Text passage ▸
Did you do all the necessary commands and in the right order?

See for example https://www.cyberciti.biz/open-source/freebsd-12-released-here-is-how-to-upgrade-freebsd/"> for all consequetive steps -- e.g. `freebsd-update install` has to be repeated several times.

The vi-like output could be an incidental mix-up with the setting in your shell's rc file, as I noticed sometimes under 11.2. Just check if you properly escaped the builtin vi(1) command line editor  `# set -o vi`


----------



## pavlar (Dec 14, 2018)

meine said:


> Did you do all the necessary commands and in the right order?
> 
> See for example https://www.cyberciti.biz/open-source/freebsd-12-released-here-is-how-to-upgrade-freebsd/"> for all consequetive steps -- e.g. `freebsd-update install` has to be repeated several times.
> 
> The vi-like output could be an incidental mix-up with the setting in your shell's rc file, as I noticed sometimes under 11.2. Just check if you properly escaped the builtin vi(1) command line editor  `# set -o vi`


I did everything right. I don’t use vi at all and answered :q all its proposal during upgrading (for example change file mailer.conf)

Data section ▸
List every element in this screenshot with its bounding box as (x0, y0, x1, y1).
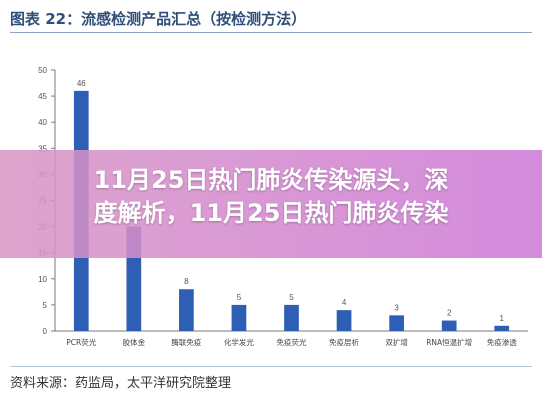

Aim of the task ▸
Write out the part of the forum thread starting at "## pavlar (Dec" and ending at "change file mailer.conf)". The material has nothing to do with the forum thread.

Result of this task ▸
## pavlar (Dec 14, 2018)

meine said:


> Did you do all the necessary commands and in the right order?
> 
> See for example https://www.cyberciti.biz/open-source/freebsd-12-released-here-is-how-to-upgrade-freebsd/"> for all consequetive steps -- e.g. `freebsd-update install` has to be repeated several times.
> 
> The vi-like output could be an incidental mix-up with the setting in your shell's rc file, as I noticed sometimes under 11.2. Just check if you properly escaped the builtin vi(1) command line editor  `# set -o vi`


I did everything right. I don’t use vi at all and answered :q all its proposal during upgrading (for example change file mailer.conf)